- **Goal of the exercise**:
Copy out exactly the lines from the one containing "Enumerate this screenshot's" to the last line of the records below, both included, and leave out any pictures.

Begin Raw data

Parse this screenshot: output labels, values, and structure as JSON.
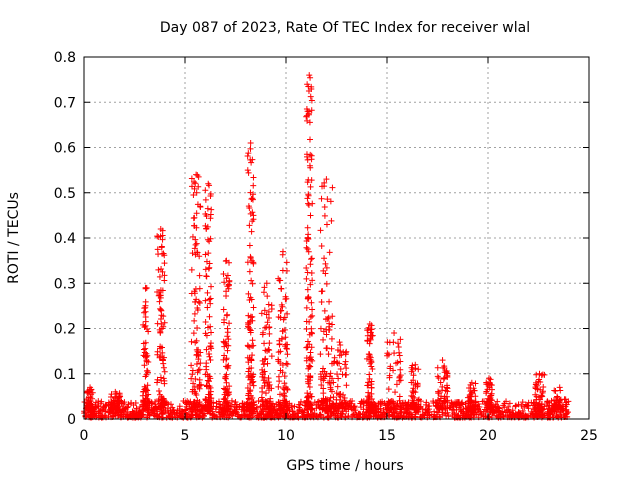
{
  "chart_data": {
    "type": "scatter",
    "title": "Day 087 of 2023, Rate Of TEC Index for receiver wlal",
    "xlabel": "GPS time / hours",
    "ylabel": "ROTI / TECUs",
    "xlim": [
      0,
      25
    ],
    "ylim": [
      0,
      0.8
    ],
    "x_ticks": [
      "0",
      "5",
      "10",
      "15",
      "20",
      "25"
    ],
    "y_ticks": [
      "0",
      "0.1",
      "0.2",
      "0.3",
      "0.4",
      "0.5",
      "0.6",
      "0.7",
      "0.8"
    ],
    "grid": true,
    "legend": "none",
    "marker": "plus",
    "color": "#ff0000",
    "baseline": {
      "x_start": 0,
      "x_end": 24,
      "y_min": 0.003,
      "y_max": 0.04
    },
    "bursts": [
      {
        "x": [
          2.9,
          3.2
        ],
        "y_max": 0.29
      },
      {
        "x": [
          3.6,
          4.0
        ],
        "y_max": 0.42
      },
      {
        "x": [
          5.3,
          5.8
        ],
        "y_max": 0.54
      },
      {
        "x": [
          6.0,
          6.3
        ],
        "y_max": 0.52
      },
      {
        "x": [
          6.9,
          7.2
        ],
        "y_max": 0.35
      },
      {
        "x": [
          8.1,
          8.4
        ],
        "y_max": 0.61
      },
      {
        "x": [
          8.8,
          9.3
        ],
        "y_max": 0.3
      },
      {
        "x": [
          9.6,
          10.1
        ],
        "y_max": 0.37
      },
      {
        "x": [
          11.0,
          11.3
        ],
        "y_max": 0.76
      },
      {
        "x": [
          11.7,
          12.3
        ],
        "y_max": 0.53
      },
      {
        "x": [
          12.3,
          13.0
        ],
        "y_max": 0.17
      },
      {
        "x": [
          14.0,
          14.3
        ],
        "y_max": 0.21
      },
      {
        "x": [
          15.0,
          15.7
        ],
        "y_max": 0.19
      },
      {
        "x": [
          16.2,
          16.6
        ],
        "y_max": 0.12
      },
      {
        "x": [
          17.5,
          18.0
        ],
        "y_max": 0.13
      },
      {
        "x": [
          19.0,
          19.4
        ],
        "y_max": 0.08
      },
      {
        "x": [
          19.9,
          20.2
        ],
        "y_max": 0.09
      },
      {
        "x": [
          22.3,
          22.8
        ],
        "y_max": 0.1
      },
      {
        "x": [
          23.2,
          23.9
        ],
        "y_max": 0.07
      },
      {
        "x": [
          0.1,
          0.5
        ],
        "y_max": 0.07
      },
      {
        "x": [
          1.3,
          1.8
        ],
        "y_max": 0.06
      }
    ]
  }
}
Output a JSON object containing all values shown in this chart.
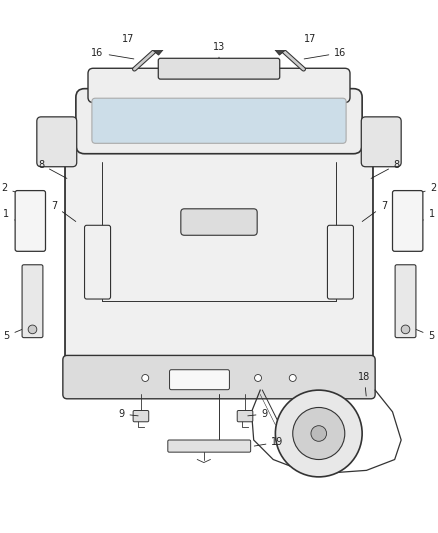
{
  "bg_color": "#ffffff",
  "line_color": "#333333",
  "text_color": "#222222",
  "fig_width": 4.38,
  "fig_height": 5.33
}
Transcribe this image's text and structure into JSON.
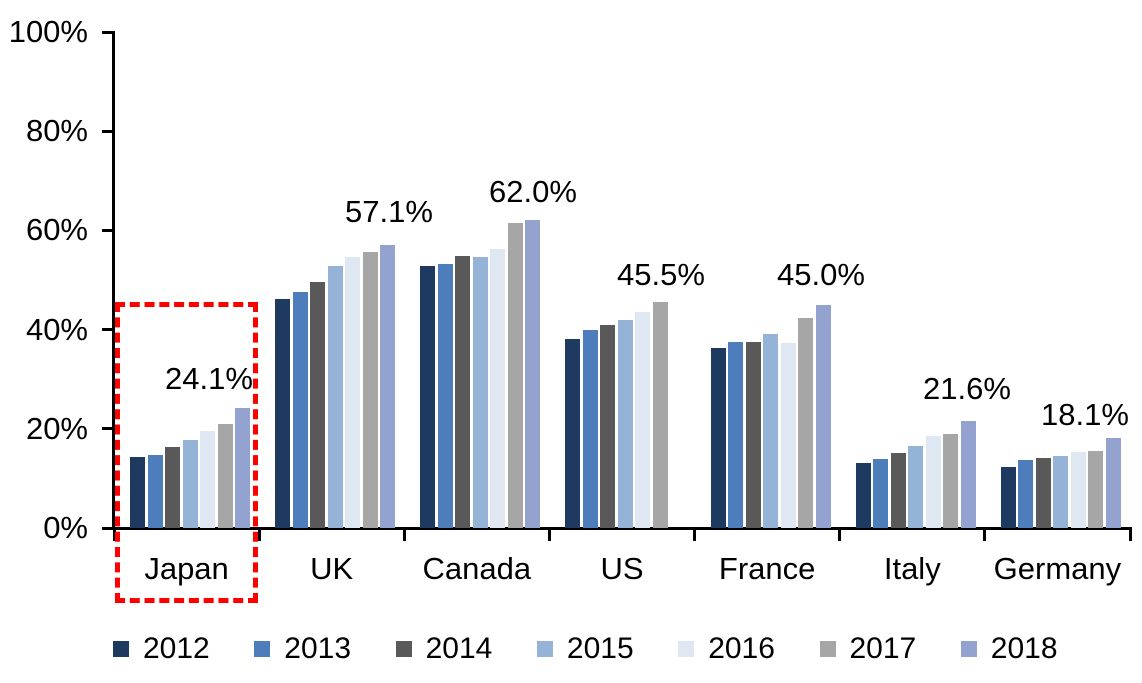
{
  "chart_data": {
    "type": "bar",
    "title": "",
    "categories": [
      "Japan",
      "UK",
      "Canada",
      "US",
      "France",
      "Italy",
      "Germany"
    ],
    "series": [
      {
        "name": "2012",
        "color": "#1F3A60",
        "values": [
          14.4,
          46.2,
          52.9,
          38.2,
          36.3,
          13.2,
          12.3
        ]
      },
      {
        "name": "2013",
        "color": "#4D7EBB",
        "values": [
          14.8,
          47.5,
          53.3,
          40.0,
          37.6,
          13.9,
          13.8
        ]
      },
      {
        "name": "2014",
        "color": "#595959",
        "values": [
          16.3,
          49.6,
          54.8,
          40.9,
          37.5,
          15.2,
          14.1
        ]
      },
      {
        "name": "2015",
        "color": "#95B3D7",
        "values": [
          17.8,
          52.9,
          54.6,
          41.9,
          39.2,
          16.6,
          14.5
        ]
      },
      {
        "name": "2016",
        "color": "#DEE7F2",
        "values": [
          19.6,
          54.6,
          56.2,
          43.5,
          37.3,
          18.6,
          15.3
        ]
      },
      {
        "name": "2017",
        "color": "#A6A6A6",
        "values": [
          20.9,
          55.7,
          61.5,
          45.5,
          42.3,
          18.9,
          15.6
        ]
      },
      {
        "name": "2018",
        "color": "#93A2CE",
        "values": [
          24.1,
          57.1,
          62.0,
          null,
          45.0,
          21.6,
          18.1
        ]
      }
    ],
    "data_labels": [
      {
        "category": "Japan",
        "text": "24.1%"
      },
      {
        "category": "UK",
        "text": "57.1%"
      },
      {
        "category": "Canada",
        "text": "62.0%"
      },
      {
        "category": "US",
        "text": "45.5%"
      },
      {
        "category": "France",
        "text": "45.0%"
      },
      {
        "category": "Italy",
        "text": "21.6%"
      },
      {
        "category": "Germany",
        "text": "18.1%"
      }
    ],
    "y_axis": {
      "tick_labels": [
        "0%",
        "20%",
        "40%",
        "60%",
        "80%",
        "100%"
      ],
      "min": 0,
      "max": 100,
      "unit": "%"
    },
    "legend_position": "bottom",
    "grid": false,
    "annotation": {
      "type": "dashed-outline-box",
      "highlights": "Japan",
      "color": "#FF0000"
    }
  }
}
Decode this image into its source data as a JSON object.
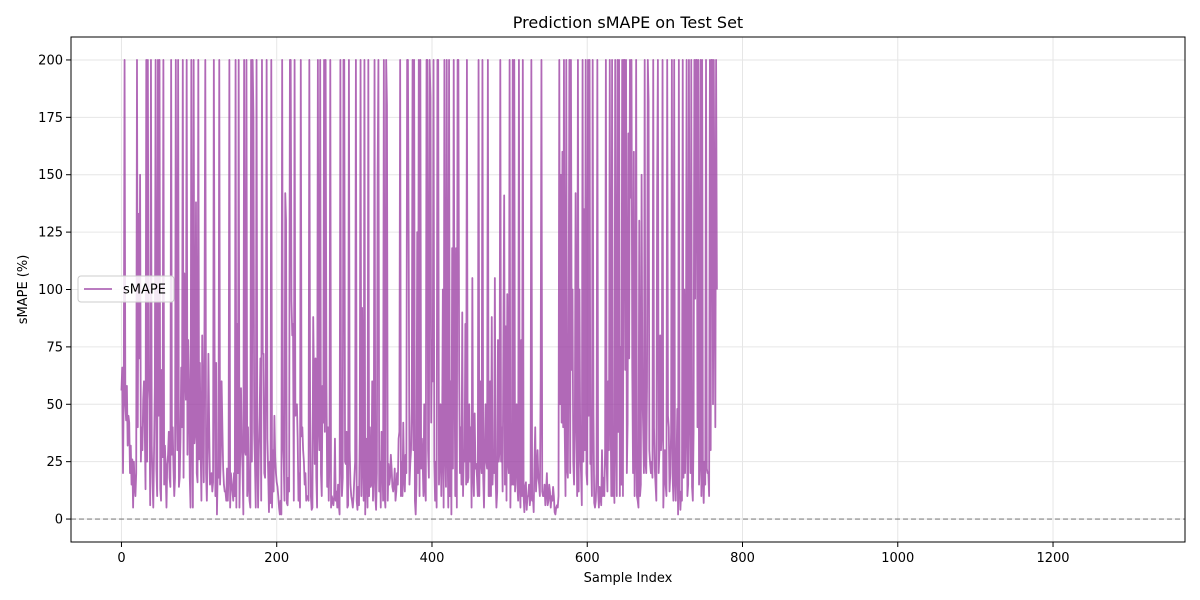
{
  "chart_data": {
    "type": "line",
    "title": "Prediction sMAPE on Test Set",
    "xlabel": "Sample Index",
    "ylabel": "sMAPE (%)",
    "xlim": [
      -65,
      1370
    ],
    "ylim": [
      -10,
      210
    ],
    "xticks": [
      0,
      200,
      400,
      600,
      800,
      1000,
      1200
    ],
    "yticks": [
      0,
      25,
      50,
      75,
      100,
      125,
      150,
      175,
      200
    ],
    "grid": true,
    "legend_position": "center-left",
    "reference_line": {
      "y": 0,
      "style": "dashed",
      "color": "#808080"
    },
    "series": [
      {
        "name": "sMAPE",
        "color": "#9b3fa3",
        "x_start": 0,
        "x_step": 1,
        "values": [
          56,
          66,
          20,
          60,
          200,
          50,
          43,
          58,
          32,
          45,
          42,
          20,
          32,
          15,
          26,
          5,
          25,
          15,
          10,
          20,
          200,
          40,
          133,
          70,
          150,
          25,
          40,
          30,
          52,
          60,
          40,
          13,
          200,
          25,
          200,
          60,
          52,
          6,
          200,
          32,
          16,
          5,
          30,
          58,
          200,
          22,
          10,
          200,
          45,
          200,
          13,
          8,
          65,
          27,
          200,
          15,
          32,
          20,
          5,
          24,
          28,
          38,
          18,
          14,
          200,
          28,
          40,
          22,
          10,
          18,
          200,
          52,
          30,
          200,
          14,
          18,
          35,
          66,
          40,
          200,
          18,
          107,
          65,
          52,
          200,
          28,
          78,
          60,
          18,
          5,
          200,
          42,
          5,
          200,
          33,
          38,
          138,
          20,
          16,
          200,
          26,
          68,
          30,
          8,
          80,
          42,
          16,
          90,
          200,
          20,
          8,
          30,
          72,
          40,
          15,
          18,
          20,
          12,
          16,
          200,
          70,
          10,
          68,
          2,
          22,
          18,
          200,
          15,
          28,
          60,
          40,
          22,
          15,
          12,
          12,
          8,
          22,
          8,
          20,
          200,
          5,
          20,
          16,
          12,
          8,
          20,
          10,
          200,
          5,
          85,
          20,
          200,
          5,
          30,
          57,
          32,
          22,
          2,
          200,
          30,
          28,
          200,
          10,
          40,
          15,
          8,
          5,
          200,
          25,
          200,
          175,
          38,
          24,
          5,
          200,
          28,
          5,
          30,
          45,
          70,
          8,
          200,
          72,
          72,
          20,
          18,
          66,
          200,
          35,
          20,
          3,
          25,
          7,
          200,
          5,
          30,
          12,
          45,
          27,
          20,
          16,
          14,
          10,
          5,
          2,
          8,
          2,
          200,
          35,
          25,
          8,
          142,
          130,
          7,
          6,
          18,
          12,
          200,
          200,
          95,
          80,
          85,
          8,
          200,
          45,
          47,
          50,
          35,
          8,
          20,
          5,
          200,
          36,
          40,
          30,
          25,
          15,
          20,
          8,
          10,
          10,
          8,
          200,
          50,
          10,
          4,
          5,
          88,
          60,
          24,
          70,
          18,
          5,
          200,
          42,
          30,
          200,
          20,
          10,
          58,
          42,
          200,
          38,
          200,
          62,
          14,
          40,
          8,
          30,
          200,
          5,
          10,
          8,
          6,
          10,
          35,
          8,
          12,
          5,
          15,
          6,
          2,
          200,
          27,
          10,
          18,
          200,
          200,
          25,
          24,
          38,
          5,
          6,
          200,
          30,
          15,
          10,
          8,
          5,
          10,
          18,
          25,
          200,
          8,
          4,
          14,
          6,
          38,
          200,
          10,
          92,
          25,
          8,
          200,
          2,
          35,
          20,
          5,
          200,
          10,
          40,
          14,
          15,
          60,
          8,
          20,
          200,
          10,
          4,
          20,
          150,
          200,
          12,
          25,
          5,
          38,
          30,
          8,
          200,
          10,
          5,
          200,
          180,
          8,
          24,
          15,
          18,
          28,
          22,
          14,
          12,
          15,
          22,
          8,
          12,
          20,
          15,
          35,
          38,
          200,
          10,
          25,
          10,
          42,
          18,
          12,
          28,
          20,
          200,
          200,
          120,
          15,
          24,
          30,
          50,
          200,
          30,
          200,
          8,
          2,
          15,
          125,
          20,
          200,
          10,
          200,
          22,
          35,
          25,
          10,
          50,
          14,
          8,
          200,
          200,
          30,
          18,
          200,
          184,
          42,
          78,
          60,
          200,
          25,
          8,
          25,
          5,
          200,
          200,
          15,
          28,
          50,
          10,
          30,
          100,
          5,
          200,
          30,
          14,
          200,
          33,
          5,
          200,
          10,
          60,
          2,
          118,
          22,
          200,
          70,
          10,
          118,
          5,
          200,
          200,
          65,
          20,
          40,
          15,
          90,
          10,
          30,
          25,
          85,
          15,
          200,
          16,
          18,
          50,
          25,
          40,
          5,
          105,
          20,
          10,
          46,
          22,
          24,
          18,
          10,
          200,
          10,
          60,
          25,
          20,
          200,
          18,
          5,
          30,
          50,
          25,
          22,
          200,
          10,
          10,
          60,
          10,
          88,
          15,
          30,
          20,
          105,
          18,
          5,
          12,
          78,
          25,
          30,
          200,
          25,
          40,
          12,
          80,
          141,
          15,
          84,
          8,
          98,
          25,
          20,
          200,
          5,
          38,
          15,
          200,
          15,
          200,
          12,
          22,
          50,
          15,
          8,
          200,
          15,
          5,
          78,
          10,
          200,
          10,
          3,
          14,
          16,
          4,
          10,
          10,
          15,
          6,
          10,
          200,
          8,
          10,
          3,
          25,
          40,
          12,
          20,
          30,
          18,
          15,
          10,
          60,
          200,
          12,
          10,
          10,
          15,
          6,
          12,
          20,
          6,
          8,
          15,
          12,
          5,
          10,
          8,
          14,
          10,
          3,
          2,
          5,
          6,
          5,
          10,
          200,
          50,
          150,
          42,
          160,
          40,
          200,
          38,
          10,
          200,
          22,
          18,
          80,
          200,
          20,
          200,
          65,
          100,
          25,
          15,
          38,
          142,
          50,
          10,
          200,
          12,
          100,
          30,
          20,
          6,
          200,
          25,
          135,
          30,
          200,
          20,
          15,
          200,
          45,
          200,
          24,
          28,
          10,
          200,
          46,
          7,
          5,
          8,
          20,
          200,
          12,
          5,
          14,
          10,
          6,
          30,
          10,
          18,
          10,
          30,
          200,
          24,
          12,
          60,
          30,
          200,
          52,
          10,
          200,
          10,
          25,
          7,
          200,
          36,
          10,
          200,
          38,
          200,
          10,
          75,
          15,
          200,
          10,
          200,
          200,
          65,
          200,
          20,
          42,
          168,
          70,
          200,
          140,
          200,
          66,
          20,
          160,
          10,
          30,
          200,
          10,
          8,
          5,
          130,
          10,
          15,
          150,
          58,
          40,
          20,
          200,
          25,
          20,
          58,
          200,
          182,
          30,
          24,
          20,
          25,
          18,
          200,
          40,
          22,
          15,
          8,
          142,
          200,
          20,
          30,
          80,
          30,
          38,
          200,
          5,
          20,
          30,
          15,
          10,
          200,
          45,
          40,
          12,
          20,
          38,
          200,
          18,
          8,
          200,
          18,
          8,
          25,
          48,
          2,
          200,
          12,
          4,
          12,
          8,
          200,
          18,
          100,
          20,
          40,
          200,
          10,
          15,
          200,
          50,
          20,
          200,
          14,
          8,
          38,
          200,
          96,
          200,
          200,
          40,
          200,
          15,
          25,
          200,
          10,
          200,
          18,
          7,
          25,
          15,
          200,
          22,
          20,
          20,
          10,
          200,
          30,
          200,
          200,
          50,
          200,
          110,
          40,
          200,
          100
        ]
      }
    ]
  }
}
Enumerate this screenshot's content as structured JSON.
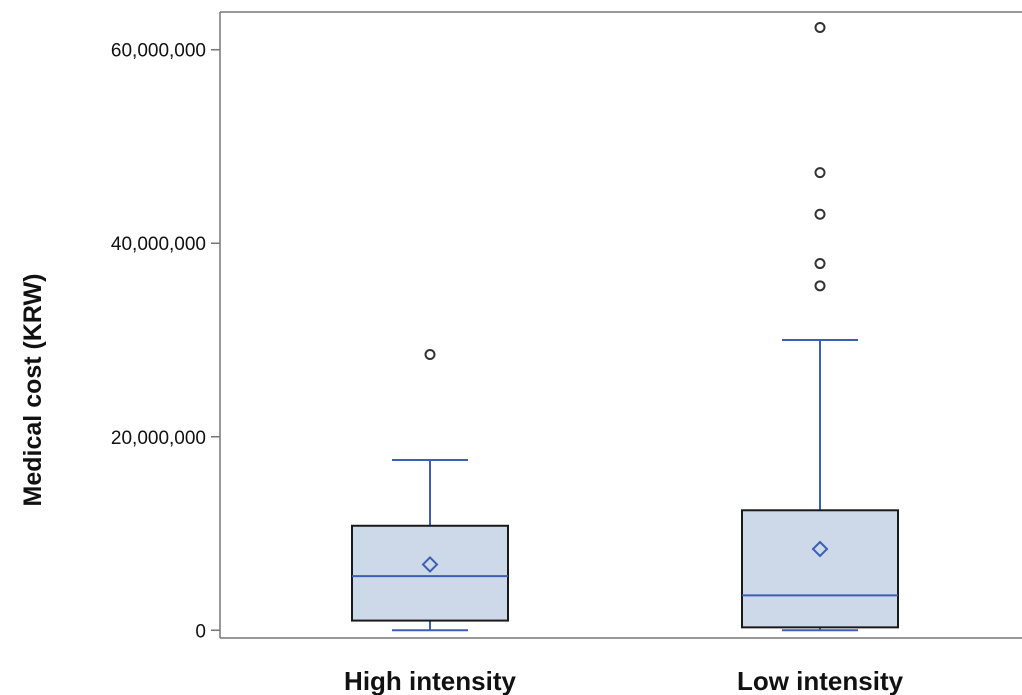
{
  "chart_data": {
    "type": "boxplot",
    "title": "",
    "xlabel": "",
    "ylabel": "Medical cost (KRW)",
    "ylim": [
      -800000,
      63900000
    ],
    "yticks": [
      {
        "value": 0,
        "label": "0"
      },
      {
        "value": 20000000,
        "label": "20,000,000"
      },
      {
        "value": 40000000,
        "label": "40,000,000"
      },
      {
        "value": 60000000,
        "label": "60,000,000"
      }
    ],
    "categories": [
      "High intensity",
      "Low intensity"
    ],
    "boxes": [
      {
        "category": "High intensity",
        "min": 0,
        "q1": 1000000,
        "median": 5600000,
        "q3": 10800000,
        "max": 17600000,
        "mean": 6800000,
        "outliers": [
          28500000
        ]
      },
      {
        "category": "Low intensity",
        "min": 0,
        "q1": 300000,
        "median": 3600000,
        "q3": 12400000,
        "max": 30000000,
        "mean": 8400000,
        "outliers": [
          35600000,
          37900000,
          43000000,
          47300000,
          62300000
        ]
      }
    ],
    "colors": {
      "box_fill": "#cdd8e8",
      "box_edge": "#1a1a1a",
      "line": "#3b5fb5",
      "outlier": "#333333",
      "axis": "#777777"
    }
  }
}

End Raw data

- **Task answer**:
Enumerate this screenshot's content as structured JSON.
{
  "chart_data": {
    "type": "boxplot",
    "title": "",
    "xlabel": "",
    "ylabel": "Medical cost (KRW)",
    "ylim": [
      -800000,
      63900000
    ],
    "yticks": [
      {
        "value": 0,
        "label": "0"
      },
      {
        "value": 20000000,
        "label": "20,000,000"
      },
      {
        "value": 40000000,
        "label": "40,000,000"
      },
      {
        "value": 60000000,
        "label": "60,000,000"
      }
    ],
    "categories": [
      "High intensity",
      "Low intensity"
    ],
    "boxes": [
      {
        "category": "High intensity",
        "min": 0,
        "q1": 1000000,
        "median": 5600000,
        "q3": 10800000,
        "max": 17600000,
        "mean": 6800000,
        "outliers": [
          28500000
        ]
      },
      {
        "category": "Low intensity",
        "min": 0,
        "q1": 300000,
        "median": 3600000,
        "q3": 12400000,
        "max": 30000000,
        "mean": 8400000,
        "outliers": [
          35600000,
          37900000,
          43000000,
          47300000,
          62300000
        ]
      }
    ],
    "colors": {
      "box_fill": "#cdd8e8",
      "box_edge": "#1a1a1a",
      "line": "#3b5fb5",
      "outlier": "#333333",
      "axis": "#777777"
    }
  }
}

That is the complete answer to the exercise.